Start of GIVEN INFORMATION

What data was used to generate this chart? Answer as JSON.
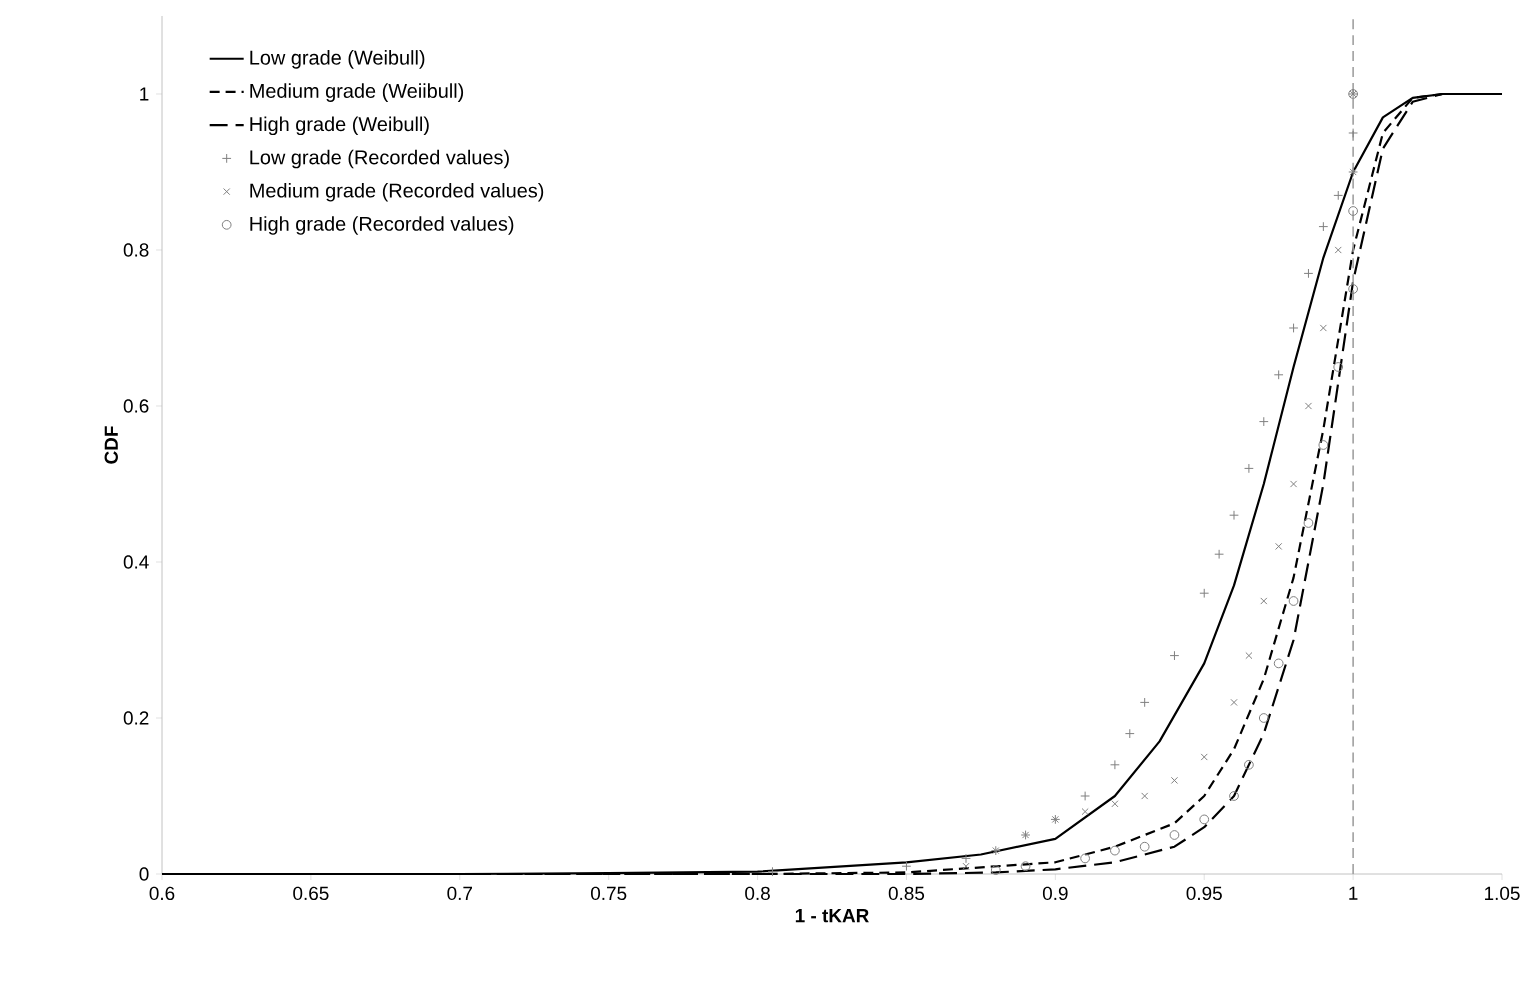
{
  "chart_data": {
    "type": "line",
    "xlabel": "1 - tKAR",
    "ylabel": "CDF",
    "xlim": [
      0.6,
      1.05
    ],
    "ylim": [
      0,
      1.1
    ],
    "xticks": [
      0.6,
      0.65,
      0.7,
      0.75,
      0.8,
      0.85,
      0.9,
      0.95,
      1,
      1.05
    ],
    "yticks": [
      0,
      0.2,
      0.4,
      0.6,
      0.8,
      1
    ],
    "grid": false,
    "legend": "top left",
    "ref_lines": [
      {
        "axis": "x",
        "value": 1,
        "color": "#a0a0a0",
        "line_style": "dashed"
      }
    ],
    "series": [
      {
        "name": "Low grade (Weibull)",
        "type": "line",
        "color": "#000000",
        "line_style": "solid",
        "marker": "none",
        "x": [
          0.6,
          0.7,
          0.75,
          0.8,
          0.85,
          0.875,
          0.9,
          0.92,
          0.935,
          0.95,
          0.96,
          0.97,
          0.98,
          0.99,
          1.0,
          1.01,
          1.02,
          1.03,
          1.05
        ],
        "values": [
          0,
          0,
          0.001,
          0.003,
          0.015,
          0.025,
          0.045,
          0.1,
          0.17,
          0.27,
          0.37,
          0.5,
          0.65,
          0.79,
          0.9,
          0.97,
          0.995,
          1,
          1
        ]
      },
      {
        "name": "Medium grade (Weiibull)",
        "type": "line",
        "color": "#000000",
        "line_style": "dashed",
        "marker": "none",
        "x": [
          0.6,
          0.8,
          0.85,
          0.9,
          0.92,
          0.94,
          0.95,
          0.96,
          0.97,
          0.98,
          0.99,
          1.0,
          1.01,
          1.02,
          1.03,
          1.05
        ],
        "values": [
          0,
          0,
          0.002,
          0.015,
          0.035,
          0.065,
          0.1,
          0.16,
          0.25,
          0.38,
          0.57,
          0.8,
          0.95,
          0.995,
          1,
          1
        ]
      },
      {
        "name": "High grade (Weibull)",
        "type": "line",
        "color": "#000000",
        "line_style": "dashed",
        "marker": "none",
        "x": [
          0.6,
          0.85,
          0.88,
          0.9,
          0.92,
          0.94,
          0.95,
          0.96,
          0.97,
          0.98,
          0.99,
          1.0,
          1.01,
          1.02,
          1.03,
          1.04
        ],
        "values": [
          0,
          0,
          0.002,
          0.006,
          0.015,
          0.035,
          0.06,
          0.1,
          0.18,
          0.3,
          0.5,
          0.76,
          0.93,
          0.99,
          1,
          1
        ]
      },
      {
        "name": "Low grade (Recorded values)",
        "type": "scatter",
        "color": "#808080",
        "marker": "plus",
        "x": [
          0.805,
          0.85,
          0.87,
          0.88,
          0.89,
          0.9,
          0.91,
          0.92,
          0.925,
          0.93,
          0.94,
          0.95,
          0.955,
          0.96,
          0.965,
          0.97,
          0.975,
          0.98,
          0.985,
          0.99,
          0.995,
          1.0,
          1.0,
          1.0
        ],
        "values": [
          0.003,
          0.01,
          0.02,
          0.03,
          0.05,
          0.07,
          0.1,
          0.14,
          0.18,
          0.22,
          0.28,
          0.36,
          0.41,
          0.46,
          0.52,
          0.58,
          0.64,
          0.7,
          0.77,
          0.83,
          0.87,
          0.9,
          0.95,
          1.0
        ]
      },
      {
        "name": "Medium grade (Recorded values)",
        "type": "scatter",
        "color": "#808080",
        "marker": "cross",
        "x": [
          0.87,
          0.88,
          0.89,
          0.9,
          0.91,
          0.92,
          0.93,
          0.94,
          0.95,
          0.96,
          0.965,
          0.97,
          0.975,
          0.98,
          0.985,
          0.99,
          0.995,
          1.0,
          1.0
        ],
        "values": [
          0.01,
          0.03,
          0.05,
          0.07,
          0.08,
          0.09,
          0.1,
          0.12,
          0.15,
          0.22,
          0.28,
          0.35,
          0.42,
          0.5,
          0.6,
          0.7,
          0.8,
          0.9,
          1.0
        ]
      },
      {
        "name": "High grade (Recorded values)",
        "type": "scatter",
        "color": "#808080",
        "marker": "circle",
        "x": [
          0.88,
          0.89,
          0.91,
          0.92,
          0.93,
          0.94,
          0.95,
          0.96,
          0.965,
          0.97,
          0.975,
          0.98,
          0.985,
          0.99,
          0.995,
          1.0,
          1.0,
          1.0
        ],
        "values": [
          0.005,
          0.01,
          0.02,
          0.03,
          0.035,
          0.05,
          0.07,
          0.1,
          0.14,
          0.2,
          0.27,
          0.35,
          0.45,
          0.55,
          0.65,
          0.75,
          0.85,
          1.0
        ]
      }
    ]
  }
}
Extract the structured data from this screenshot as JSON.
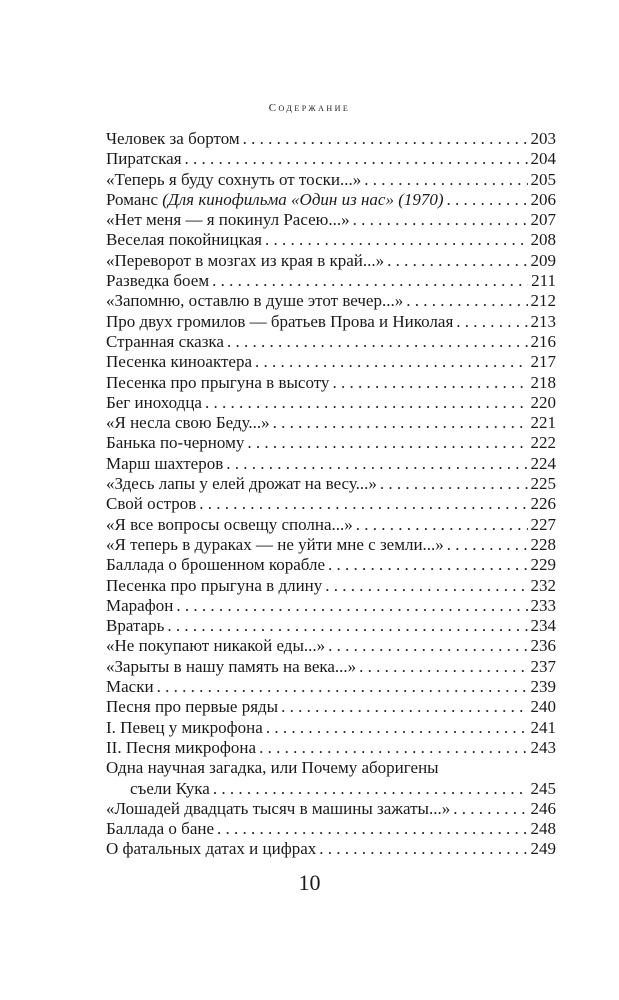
{
  "header": "Содержание",
  "entries": [
    {
      "title": "Человек за бортом",
      "page": "203"
    },
    {
      "title": "Пиратская",
      "page": "204"
    },
    {
      "title": "«Теперь я буду сохнуть от тоски...»",
      "page": "205"
    },
    {
      "title": "Романс ",
      "subtitle": "(Для кинофильма «Один из нас» (1970)",
      "page": "206"
    },
    {
      "title": "«Нет меня — я покинул Расею...»",
      "page": "207"
    },
    {
      "title": "Веселая покойницкая",
      "page": "208"
    },
    {
      "title": "«Переворот в мозгах из края в край...»",
      "page": "209"
    },
    {
      "title": "Разведка боем",
      "page": "211"
    },
    {
      "title": "«Запомню, оставлю в душе этот вечер...»",
      "page": "212"
    },
    {
      "title": "Про двух громилов — братьев Прова и Николая",
      "page": "213"
    },
    {
      "title": "Странная сказка",
      "page": "216"
    },
    {
      "title": "Песенка киноактера",
      "page": "217"
    },
    {
      "title": "Песенка про прыгуна в высоту",
      "page": "218"
    },
    {
      "title": "Бег иноходца",
      "page": "220"
    },
    {
      "title": "«Я несла свою Беду...»",
      "page": "221"
    },
    {
      "title": "Банька по-черному",
      "page": "222"
    },
    {
      "title": "Марш шахтеров",
      "page": "224"
    },
    {
      "title": "«Здесь лапы у елей дрожат на весу...»",
      "page": "225"
    },
    {
      "title": "Свой остров",
      "page": "226"
    },
    {
      "title": "«Я все вопросы освещу сполна...»",
      "page": "227"
    },
    {
      "title": "«Я теперь в дураках — не уйти мне с земли...»",
      "page": "228"
    },
    {
      "title": "Баллада о брошенном корабле",
      "page": "229"
    },
    {
      "title": "Песенка про прыгуна в длину",
      "page": "232"
    },
    {
      "title": "Марафон",
      "page": "233"
    },
    {
      "title": "Вратарь",
      "page": "234"
    },
    {
      "title": "«Не покупают никакой еды...»",
      "page": "236"
    },
    {
      "title": "«Зарыты в нашу память на века...»",
      "page": "237"
    },
    {
      "title": "Маски",
      "page": "239"
    },
    {
      "title": "Песня про первые ряды",
      "page": "240"
    },
    {
      "title": "I. Певец у микрофона",
      "page": "241"
    },
    {
      "title": "II. Песня микрофона",
      "page": "243"
    },
    {
      "title": "Одна научная загадка, или Почему аборигены",
      "continuation": "съели Кука",
      "page": "245"
    },
    {
      "title": "«Лошадей двадцать тысяч в машины зажаты...»",
      "page": "246"
    },
    {
      "title": "Баллада о бане",
      "page": "248"
    },
    {
      "title": "О фатальных датах и цифрах",
      "page": "249"
    }
  ],
  "page_number": "10"
}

End of GIVEN INFORMATION

Track down all lines above with the string "Weibull" and copy them.

• [EXERCISE SOLUTION]
        "name": "Low grade (Weibull)",
        "name": "High grade (Weibull)",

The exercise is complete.